#### [What the exercise asks]
Please report every line in the entries below that holds the word "their".

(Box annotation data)
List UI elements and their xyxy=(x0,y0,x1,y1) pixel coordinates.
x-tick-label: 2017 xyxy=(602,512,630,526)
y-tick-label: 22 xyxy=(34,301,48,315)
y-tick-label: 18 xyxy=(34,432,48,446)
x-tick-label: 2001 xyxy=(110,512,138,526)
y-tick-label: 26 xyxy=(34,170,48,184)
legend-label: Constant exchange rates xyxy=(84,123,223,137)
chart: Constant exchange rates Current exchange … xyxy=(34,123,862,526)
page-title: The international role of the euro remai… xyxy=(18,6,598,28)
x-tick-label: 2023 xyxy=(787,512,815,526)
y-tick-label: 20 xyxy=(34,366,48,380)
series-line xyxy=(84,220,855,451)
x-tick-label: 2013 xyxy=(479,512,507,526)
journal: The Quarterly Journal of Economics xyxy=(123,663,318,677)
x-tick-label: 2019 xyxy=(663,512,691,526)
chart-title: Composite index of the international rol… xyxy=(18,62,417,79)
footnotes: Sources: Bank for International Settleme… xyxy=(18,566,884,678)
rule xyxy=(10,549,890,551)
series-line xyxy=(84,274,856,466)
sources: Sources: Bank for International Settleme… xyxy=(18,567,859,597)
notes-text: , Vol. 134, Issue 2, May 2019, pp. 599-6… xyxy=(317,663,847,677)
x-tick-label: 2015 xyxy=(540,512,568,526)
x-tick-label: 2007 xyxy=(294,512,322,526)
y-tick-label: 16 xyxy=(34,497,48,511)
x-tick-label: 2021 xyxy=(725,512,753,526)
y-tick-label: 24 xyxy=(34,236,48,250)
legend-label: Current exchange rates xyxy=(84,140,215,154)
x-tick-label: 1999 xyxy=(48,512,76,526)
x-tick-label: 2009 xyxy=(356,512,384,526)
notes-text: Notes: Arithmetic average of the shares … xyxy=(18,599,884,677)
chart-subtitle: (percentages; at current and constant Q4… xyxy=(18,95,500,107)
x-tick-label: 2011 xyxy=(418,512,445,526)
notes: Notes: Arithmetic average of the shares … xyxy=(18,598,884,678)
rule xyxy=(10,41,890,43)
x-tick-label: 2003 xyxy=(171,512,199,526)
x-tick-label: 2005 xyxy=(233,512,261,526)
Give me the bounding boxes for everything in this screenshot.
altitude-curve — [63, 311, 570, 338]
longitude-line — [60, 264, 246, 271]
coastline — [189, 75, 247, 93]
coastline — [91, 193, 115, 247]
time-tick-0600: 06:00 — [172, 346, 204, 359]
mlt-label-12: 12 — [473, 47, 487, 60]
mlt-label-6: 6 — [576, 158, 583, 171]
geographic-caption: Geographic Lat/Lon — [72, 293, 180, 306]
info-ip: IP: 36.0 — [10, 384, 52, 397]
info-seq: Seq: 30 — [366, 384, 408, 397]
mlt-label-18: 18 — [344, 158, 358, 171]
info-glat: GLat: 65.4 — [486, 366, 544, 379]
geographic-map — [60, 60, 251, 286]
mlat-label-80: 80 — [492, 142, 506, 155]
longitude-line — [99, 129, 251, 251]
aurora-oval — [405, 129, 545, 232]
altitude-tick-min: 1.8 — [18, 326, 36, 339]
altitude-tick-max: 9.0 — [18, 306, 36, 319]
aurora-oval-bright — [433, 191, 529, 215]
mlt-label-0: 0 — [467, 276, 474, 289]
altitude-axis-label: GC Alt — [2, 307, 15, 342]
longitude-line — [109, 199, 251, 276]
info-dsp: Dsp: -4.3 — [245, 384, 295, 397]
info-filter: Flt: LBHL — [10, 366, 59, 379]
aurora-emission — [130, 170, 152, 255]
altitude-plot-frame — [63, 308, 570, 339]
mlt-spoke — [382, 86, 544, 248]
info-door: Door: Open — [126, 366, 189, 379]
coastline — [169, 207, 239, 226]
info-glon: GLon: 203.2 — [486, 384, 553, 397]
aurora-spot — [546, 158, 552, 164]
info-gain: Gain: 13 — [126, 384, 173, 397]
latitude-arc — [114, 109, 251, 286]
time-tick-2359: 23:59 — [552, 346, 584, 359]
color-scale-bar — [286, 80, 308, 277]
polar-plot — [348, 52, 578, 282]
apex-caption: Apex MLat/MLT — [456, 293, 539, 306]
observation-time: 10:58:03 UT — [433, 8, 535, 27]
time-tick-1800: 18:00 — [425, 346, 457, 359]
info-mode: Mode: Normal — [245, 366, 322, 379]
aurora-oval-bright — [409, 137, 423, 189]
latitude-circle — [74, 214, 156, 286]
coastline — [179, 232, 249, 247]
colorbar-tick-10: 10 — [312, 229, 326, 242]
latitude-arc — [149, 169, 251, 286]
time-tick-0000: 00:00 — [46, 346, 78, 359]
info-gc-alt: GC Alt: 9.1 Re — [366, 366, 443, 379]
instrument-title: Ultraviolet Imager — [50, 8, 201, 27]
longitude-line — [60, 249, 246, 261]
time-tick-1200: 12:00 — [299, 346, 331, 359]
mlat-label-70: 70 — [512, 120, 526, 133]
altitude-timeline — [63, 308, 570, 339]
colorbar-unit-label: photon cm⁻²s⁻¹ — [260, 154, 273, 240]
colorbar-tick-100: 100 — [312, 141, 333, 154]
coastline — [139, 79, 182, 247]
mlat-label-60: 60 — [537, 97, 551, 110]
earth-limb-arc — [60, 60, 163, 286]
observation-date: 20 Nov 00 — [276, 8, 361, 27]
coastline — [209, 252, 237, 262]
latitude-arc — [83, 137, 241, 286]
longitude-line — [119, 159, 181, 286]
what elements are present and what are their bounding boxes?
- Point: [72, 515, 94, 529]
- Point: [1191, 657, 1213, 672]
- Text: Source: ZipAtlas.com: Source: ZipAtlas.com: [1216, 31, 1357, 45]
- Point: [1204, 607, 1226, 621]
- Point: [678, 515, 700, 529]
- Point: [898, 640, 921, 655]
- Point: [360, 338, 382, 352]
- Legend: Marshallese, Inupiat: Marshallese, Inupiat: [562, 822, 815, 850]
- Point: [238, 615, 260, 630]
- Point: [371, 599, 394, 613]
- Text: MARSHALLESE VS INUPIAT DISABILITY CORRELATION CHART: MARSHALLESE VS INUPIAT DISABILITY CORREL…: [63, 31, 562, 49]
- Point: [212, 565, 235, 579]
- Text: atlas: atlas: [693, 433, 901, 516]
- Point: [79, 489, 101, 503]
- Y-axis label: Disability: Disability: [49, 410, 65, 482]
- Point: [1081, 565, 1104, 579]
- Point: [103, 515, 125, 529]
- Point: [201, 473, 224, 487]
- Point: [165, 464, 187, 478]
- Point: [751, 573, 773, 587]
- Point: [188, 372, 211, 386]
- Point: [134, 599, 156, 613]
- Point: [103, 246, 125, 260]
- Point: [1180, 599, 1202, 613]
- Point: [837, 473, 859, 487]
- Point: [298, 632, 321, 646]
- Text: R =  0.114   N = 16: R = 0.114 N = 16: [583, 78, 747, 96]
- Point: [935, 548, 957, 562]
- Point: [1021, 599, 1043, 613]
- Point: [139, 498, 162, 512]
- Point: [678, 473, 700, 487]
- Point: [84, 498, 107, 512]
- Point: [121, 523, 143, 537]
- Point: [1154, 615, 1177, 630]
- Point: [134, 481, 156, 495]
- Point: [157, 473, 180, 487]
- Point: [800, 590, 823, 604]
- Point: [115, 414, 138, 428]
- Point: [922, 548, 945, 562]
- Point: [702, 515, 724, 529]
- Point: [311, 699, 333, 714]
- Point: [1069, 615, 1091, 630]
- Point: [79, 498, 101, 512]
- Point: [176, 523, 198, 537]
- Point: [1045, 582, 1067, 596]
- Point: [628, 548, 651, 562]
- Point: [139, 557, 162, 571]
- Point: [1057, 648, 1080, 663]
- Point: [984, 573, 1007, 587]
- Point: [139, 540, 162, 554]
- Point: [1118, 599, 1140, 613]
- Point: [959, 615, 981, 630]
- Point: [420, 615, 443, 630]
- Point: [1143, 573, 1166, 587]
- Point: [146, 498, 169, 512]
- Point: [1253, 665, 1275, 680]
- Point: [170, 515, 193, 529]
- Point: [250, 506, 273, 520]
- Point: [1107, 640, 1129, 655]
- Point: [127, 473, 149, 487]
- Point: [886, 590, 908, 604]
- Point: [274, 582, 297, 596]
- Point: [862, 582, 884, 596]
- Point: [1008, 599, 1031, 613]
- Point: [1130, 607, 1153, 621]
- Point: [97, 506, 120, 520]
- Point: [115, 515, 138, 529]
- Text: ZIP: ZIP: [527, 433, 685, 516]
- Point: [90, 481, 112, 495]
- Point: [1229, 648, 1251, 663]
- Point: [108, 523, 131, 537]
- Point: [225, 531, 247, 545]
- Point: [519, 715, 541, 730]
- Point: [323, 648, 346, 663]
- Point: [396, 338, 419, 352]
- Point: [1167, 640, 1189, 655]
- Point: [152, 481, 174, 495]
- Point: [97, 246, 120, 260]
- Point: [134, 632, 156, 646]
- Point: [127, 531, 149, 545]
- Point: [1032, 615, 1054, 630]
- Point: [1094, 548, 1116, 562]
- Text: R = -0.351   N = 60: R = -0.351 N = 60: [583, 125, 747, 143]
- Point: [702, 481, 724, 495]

#### [Reply to the exercise]
List UI elements and their xyxy=(x0,y0,x1,y1) pixel coordinates.
what elements are present and what are their bounding boxes?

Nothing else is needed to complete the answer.